■ Set task ■
Give back the full listing verbatim, apart from its images.

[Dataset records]
>> BEGIN

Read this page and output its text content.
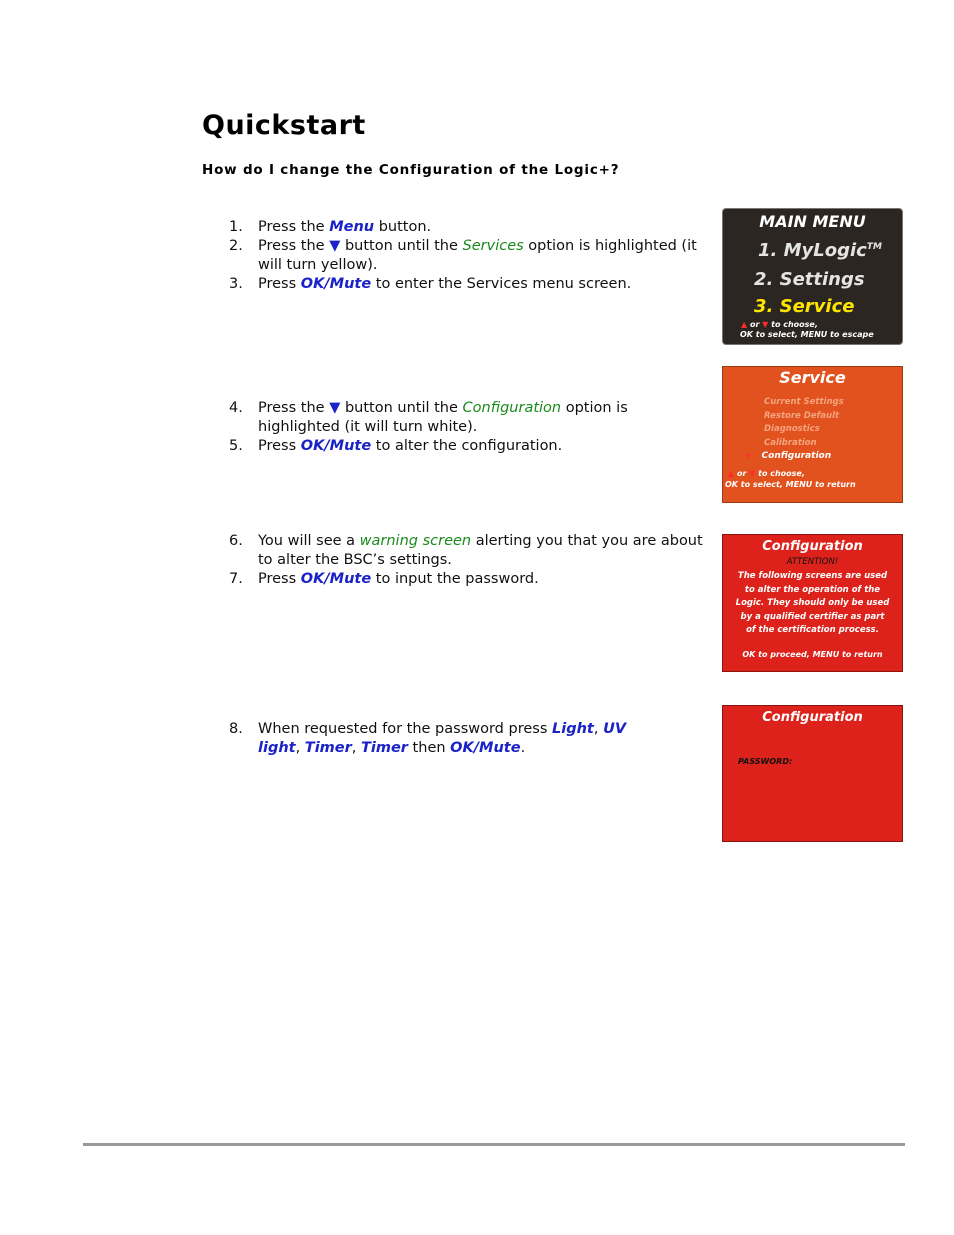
Quickstart
How do I change the Configuration of the Logic+?
1.	Press the Menu button.
2.	Press the ▼ button until the Services option is highlighted (it will turn yellow).
3.	Press OK/Mute to enter the Services menu screen.
4.	Press the ▼ button until the Configuration option is highlighted (it will turn white).
5.	Press OK/Mute to alter the configuration.
6.	You will see a warning screen alerting you that you are about to alter the BSC’s settings.
7.	Press OK/Mute to input the password.
8.	When requested for the password press Light, UV light, Timer, Timer then OK/Mute.
MAIN MENU
1. MyLogic™
2. Settings
3. Service
▲ or ▼ to choose,
OK to select, MENU to escape
Service
Current Settings
Restore Default
Diagnostics
Calibration
▸ Configuration
▲ or ▼ to choose,
OK to select, MENU to return
Configuration
ATTENTION!
The following screens are used
to alter the operation of the
Logic. They should only be used
by a qualified certifier as part
of the certification process.
OK to proceed, MENU to return
Configuration
PASSWORD:
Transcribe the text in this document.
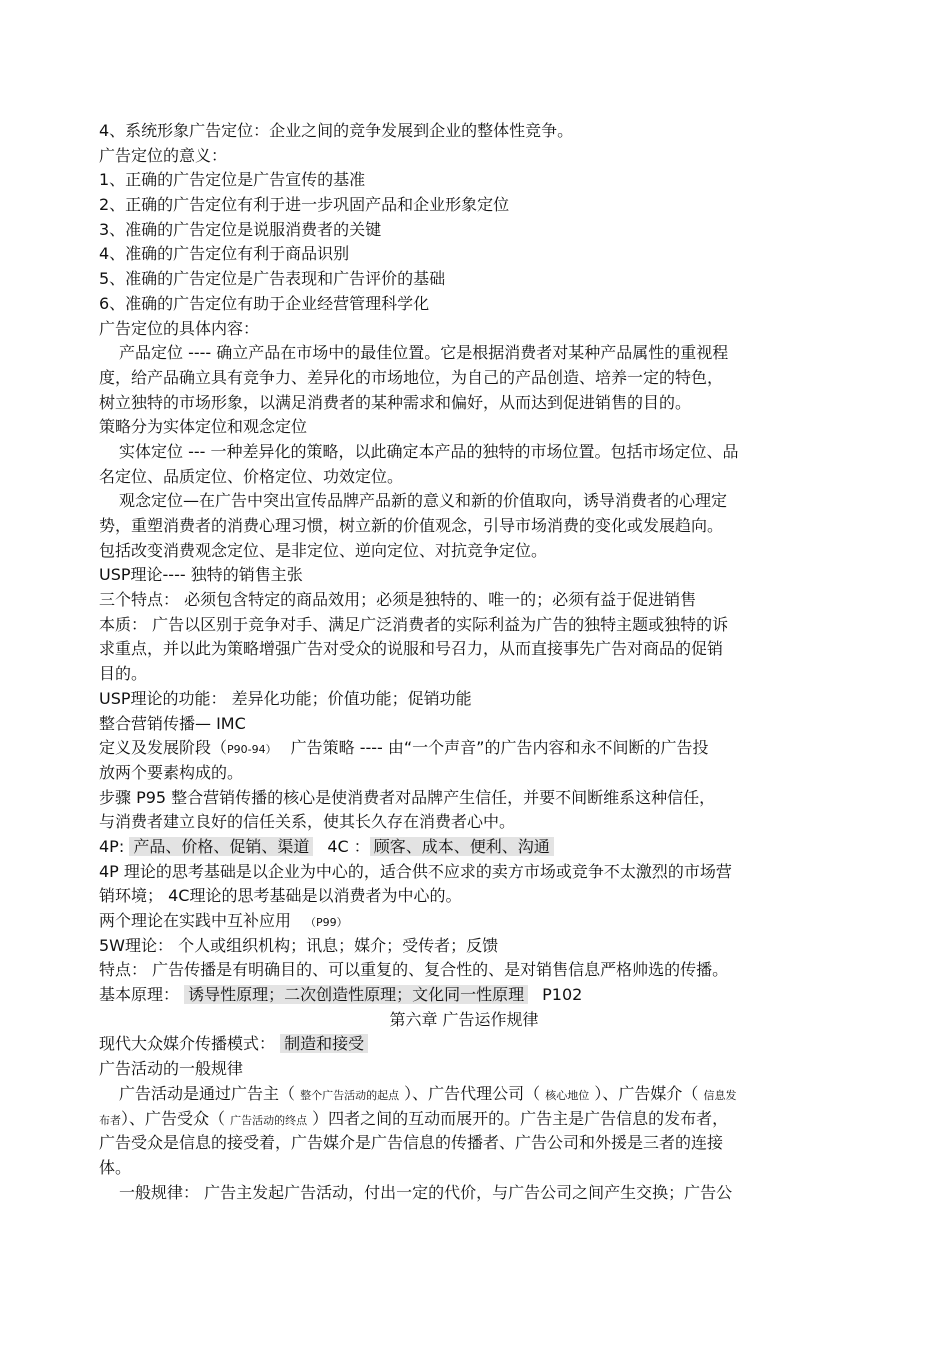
4、系统形象广告定位：企业之间的竞争发展到企业的整体性竞争。
广告定位的意义：
1、正确的广告定位是广告宣传的基准
2、正确的广告定位有利于进一步巩固产品和企业形象定位
3、准确的广告定位是说服消费者的关键
4、准确的广告定位有利于商品识别
5、准确的广告定位是广告表现和广告评价的基础
6、准确的广告定位有助于企业经营管理科学化
广告定位的具体内容：
产品定位 ---- 确立产品在市场中的最佳位置。它是根据消费者对某种产品属性的重视程
度，给产品确立具有竞争力、差异化的市场地位，为自己的产品创造、培养一定的特色，
树立独特的市场形象，以满足消费者的某种需求和偏好，从而达到促进销售的目的。
策略分为实体定位和观念定位
实体定位 --- 一种差异化的策略，以此确定本产品的独特的市场位置。包括市场定位、品
名定位、品质定位、价格定位、功效定位。
观念定位—在广告中突出宣传品牌产品新的意义和新的价值取向，诱导消费者的心理定
势，重塑消费者的消费心理习惯，树立新的价值观念，引导市场消费的变化或发展趋向。
包括改变消费观念定位、是非定位、逆向定位、对抗竞争定位。
USP理论---- 独特的销售主张
三个特点： 必须包含特定的商品效用；必须是独特的、唯一的；必须有益于促进销售
本质： 广告以区别于竞争对手、满足广泛消费者的实际利益为广告的独特主题或独特的诉
求重点，并以此为策略增强广告对受众的说服和号召力，从而直接事先广告对商品的促销
目的。
USP理论的功能： 差异化功能；价值功能；促销功能
整合营销传播— IMC
定义及发展阶段（P90-94） 广告策略 ---- 由“一个声音”的广告内容和永不间断的广告投
放两个要素构成的。
步骤 P95 整合营销传播的核心是使消费者对品牌产生信任，并要不间断维系这种信任，
与消费者建立良好的信任关系，使其长久存在消费者心中。
4P: 产品、价格、促销、渠道 4C ： 顾客、成本、便利、沟通
4P 理论的思考基础是以企业为中心的，适合供不应求的卖方市场或竞争不太激烈的市场营
销环境； 4C理论的思考基础是以消费者为中心的。
两个理论在实践中互补应用 （P99）
5W理论： 个人或组织机构；讯息；媒介；受传者；反馈
特点： 广告传播是有明确目的、可以重复的、复合性的、是对销售信息严格帅选的传播。
基本原理： 诱导性原理；二次创造性原理；文化同一性原理 P102
第六章 广告运作规律
现代大众媒介传播模式： 制造和接受
广告活动的一般规律
广告活动是通过广告主（ 整个广告活动的起点 ）、广告代理公司（ 核心地位 ）、广告媒介（ 信息发
布者）、广告受众（ 广告活动的终点 ）四者之间的互动而展开的。广告主是广告信息的发布者，
广告受众是信息的接受着，广告媒介是广告信息的传播者、广告公司和外援是三者的连接
体。
一般规律： 广告主发起广告活动，付出一定的代价，与广告公司之间产生交换；广告公
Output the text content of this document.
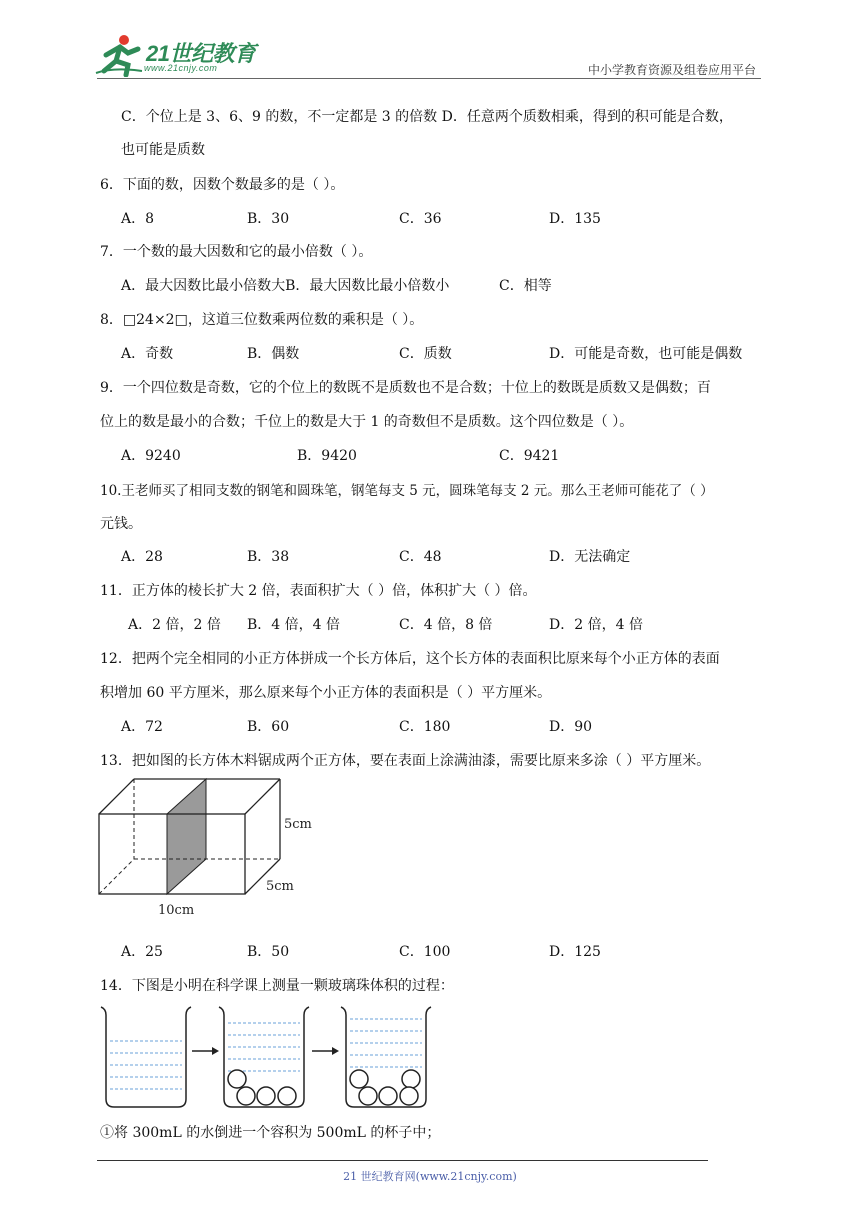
21世纪教育
www.21cnjy.com	中小学教育资源及组卷应用平台
C．个位上是 3、6、9 的数，不一定都是 3 的倍数 D．任意两个质数相乘，得到的积可能是合数，
也可能是质数
6．下面的数，因数个数最多的是（ ）。
A．8	B．30	C．36	D．135
7．一个数的最大因数和它的最小倍数（ ）。
A．最大因数比最小倍数大B．最大因数比最小倍数小	C．相等
8．□24×2□，这道三位数乘两位数的乘积是（ ）。
A．奇数	B．偶数	C．质数	D．可能是奇数，也可能是偶数
9．一个四位数是奇数，它的个位上的数既不是质数也不是合数；十位上的数既是质数又是偶数；百
位上的数是最小的合数；千位上的数是大于 1 的奇数但不是质数。这个四位数是（ ）。
A．9240	B．9420	C．9421
10.王老师买了相同支数的钢笔和圆珠笔，钢笔每支 5 元，圆珠笔每支 2 元。那么王老师可能花了（ ）
元钱。
A．28	B．38	C．48	D．无法确定
11．正方体的棱长扩大 2 倍，表面积扩大（ ）倍，体积扩大（ ）倍。
A．2 倍，2 倍 B．4 倍，4 倍	C．4 倍，8 倍	D．2 倍，4 倍
12．把两个完全相同的小正方体拼成一个长方体后，这个长方体的表面积比原来每个小正方体的表面
积增加 60 平方厘米，那么原来每个小正方体的表面积是（ ）平方厘米。
A．72	B．60	C．180	D．90
13．把如图的长方体木料锯成两个正方体，要在表面上涂满油漆，需要比原来多涂（ ）平方厘米。
5cm
5cm
10cm
A．25	B．50	C．100	D．125
14．下图是小明在科学课上测量一颗玻璃珠体积的过程：
①将 300mL 的水倒进一个容积为 500mL 的杯子中；
21 世纪教育网(www.21cnjy.com)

>> END

■ Output for this task ■
Read this page and output its text content.
Quickstart
How do I change the Configuration of the Logic+?
1.	Press the Menu button.
2.	Press the ▼ button until the Services option is highlighted (it will turn yellow).
3.	Press OK/Mute to enter the Services menu screen.
4.	Press the ▼ button until the Configuration option is highlighted (it will turn white).
5.	Press OK/Mute to alter the configuration.
6.	You will see a warning screen alerting you that you are about to alter the BSC’s settings.
7.	Press OK/Mute to input the password.
8.	When requested for the password press Light, UV light, Timer, Timer then OK/Mute.
MAIN MENU
1. MyLogic™
2. Settings
3. Service
▲ or ▼ to choose,
OK to select, MENU to escape
Service
Current Settings
Restore Default
Diagnostics
Calibration
▸ Configuration
▲ or ▼ to choose,
OK to select, MENU to return
Configuration
ATTENTION!
The following screens are used
to alter the operation of the
Logic. They should only be used
by a qualified certifier as part
of the certification process.
OK to proceed, MENU to return
Configuration
PASSWORD:
Transcribe the text in this document.
4、系统形象广告定位：企业之间的竞争发展到企业的整体性竞争。
广告定位的意义：
1、正确的广告定位是广告宣传的基准
2、正确的广告定位有利于进一步巩固产品和企业形象定位
3、准确的广告定位是说服消费者的关键
4、准确的广告定位有利于商品识别
5、准确的广告定位是广告表现和广告评价的基础
6、准确的广告定位有助于企业经营管理科学化
广告定位的具体内容：
产品定位 ---- 确立产品在市场中的最佳位置。它是根据消费者对某种产品属性的重视程
度，给产品确立具有竞争力、差异化的市场地位，为自己的产品创造、培养一定的特色，
树立独特的市场形象，以满足消费者的某种需求和偏好，从而达到促进销售的目的。
策略分为实体定位和观念定位
实体定位 --- 一种差异化的策略，以此确定本产品的独特的市场位置。包括市场定位、品
名定位、品质定位、价格定位、功效定位。
观念定位—在广告中突出宣传品牌产品新的意义和新的价值取向，诱导消费者的心理定
势，重塑消费者的消费心理习惯，树立新的价值观念，引导市场消费的变化或发展趋向。
包括改变消费观念定位、是非定位、逆向定位、对抗竞争定位。
USP理论---- 独特的销售主张
三个特点： 必须包含特定的商品效用；必须是独特的、唯一的；必须有益于促进销售
本质： 广告以区别于竞争对手、满足广泛消费者的实际利益为广告的独特主题或独特的诉
求重点，并以此为策略增强广告对受众的说服和号召力，从而直接事先广告对商品的促销
目的。
USP理论的功能： 差异化功能；价值功能；促销功能
整合营销传播— IMC
定义及发展阶段（P90-94） 广告策略 ---- 由“一个声音”的广告内容和永不间断的广告投
放两个要素构成的。
步骤 P95 整合营销传播的核心是使消费者对品牌产生信任，并要不间断维系这种信任，
与消费者建立良好的信任关系，使其长久存在消费者心中。
4P: 产品、价格、促销、渠道 4C ： 顾客、成本、便利、沟通
4P 理论的思考基础是以企业为中心的，适合供不应求的卖方市场或竞争不太激烈的市场营
销环境； 4C理论的思考基础是以消费者为中心的。
两个理论在实践中互补应用 （P99）
5W理论： 个人或组织机构；讯息；媒介；受传者；反馈
特点： 广告传播是有明确目的、可以重复的、复合性的、是对销售信息严格帅选的传播。
基本原理： 诱导性原理；二次创造性原理；文化同一性原理 P102
第六章 广告运作规律
现代大众媒介传播模式： 制造和接受
广告活动的一般规律
广告活动是通过广告主（ 整个广告活动的起点 ）、广告代理公司（ 核心地位 ）、广告媒介（ 信息发
布者）、广告受众（ 广告活动的终点 ）四者之间的互动而展开的。广告主是广告信息的发布者，
广告受众是信息的接受着，广告媒介是广告信息的传播者、广告公司和外援是三者的连接
体。
一般规律： 广告主发起广告活动，付出一定的代价，与广告公司之间产生交换；广告公
Output the text content of this document.
21世纪教育
www.21cnjy.com	中小学教育资源及组卷应用平台
C．个位上是 3、6、9 的数，不一定都是 3 的倍数 D．任意两个质数相乘，得到的积可能是合数，
也可能是质数
6．下面的数，因数个数最多的是（ ）。
A．8	B．30	C．36	D．135
7．一个数的最大因数和它的最小倍数（ ）。
A．最大因数比最小倍数大B．最大因数比最小倍数小	C．相等
8．□24×2□，这道三位数乘两位数的乘积是（ ）。
A．奇数	B．偶数	C．质数	D．可能是奇数，也可能是偶数
9．一个四位数是奇数，它的个位上的数既不是质数也不是合数；十位上的数既是质数又是偶数；百
位上的数是最小的合数；千位上的数是大于 1 的奇数但不是质数。这个四位数是（ ）。
A．9240	B．9420	C．9421
10.王老师买了相同支数的钢笔和圆珠笔，钢笔每支 5 元，圆珠笔每支 2 元。那么王老师可能花了（ ）
元钱。
A．28	B．38	C．48	D．无法确定
11．正方体的棱长扩大 2 倍，表面积扩大（ ）倍，体积扩大（ ）倍。
A．2 倍，2 倍 B．4 倍，4 倍	C．4 倍，8 倍	D．2 倍，4 倍
12．把两个完全相同的小正方体拼成一个长方体后，这个长方体的表面积比原来每个小正方体的表面
积增加 60 平方厘米，那么原来每个小正方体的表面积是（ ）平方厘米。
A．72	B．60	C．180	D．90
13．把如图的长方体木料锯成两个正方体，要在表面上涂满油漆，需要比原来多涂（ ）平方厘米。
5cm
5cm
10cm
A．25	B．50	C．100	D．125
14．下图是小明在科学课上测量一颗玻璃珠体积的过程：
①将 300mL 的水倒进一个容积为 500mL 的杯子中；
21 世纪教育网(www.21cnjy.com)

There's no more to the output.